▶ **Stated problem**
Count every line that holds the string "frac", then give that number alone.

⟨

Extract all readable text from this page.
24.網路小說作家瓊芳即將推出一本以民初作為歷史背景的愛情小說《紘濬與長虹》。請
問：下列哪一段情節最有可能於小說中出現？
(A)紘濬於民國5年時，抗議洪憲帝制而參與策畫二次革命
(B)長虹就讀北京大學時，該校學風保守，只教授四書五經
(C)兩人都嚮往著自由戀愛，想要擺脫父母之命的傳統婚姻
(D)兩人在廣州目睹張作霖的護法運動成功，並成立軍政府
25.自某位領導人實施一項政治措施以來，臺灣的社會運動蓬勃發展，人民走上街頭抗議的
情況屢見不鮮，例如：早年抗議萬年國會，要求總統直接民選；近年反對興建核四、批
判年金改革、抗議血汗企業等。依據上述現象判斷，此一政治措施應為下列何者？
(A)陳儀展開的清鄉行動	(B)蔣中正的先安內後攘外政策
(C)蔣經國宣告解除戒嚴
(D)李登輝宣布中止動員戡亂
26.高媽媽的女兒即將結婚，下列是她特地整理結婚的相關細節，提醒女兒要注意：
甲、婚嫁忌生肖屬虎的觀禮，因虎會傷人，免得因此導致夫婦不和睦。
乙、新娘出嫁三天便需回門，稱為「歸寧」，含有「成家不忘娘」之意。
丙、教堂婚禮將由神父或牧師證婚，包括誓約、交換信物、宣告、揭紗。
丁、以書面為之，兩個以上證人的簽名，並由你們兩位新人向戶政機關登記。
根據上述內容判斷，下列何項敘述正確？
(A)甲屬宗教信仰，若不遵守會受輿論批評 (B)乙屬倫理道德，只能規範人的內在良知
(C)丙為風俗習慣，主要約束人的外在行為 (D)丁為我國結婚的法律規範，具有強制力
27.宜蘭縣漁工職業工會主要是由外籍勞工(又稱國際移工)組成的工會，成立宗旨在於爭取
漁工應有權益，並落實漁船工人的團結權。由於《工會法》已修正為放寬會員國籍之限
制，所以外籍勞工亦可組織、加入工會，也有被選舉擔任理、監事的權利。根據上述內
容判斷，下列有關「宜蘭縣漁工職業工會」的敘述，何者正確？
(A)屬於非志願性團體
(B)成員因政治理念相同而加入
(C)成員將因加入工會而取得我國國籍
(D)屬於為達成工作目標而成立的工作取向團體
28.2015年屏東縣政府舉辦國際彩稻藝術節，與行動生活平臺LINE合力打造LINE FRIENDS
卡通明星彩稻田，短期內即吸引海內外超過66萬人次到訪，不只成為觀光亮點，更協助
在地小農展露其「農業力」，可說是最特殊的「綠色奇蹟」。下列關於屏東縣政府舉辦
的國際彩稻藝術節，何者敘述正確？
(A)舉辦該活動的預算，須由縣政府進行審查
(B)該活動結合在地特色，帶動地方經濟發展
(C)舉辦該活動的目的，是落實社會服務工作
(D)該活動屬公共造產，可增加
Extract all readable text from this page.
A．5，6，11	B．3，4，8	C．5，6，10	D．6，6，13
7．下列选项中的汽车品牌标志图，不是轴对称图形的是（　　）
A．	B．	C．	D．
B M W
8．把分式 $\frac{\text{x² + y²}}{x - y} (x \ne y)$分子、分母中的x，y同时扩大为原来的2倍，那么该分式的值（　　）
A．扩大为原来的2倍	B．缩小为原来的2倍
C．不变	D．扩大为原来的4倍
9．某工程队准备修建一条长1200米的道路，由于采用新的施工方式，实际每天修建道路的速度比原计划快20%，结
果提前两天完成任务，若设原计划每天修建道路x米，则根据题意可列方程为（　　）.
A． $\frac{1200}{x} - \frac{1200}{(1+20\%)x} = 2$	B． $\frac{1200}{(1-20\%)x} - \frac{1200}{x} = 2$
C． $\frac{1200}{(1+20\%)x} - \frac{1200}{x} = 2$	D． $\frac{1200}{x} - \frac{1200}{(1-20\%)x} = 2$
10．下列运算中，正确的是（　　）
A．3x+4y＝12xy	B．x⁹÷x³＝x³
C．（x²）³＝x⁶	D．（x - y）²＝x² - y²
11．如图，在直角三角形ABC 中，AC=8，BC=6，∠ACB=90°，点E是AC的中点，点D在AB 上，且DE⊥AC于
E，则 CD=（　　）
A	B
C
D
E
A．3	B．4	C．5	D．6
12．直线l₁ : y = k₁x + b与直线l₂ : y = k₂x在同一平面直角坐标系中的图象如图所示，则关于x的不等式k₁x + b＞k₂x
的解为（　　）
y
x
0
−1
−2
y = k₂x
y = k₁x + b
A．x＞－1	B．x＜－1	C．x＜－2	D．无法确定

⟩

▶ **Response**
3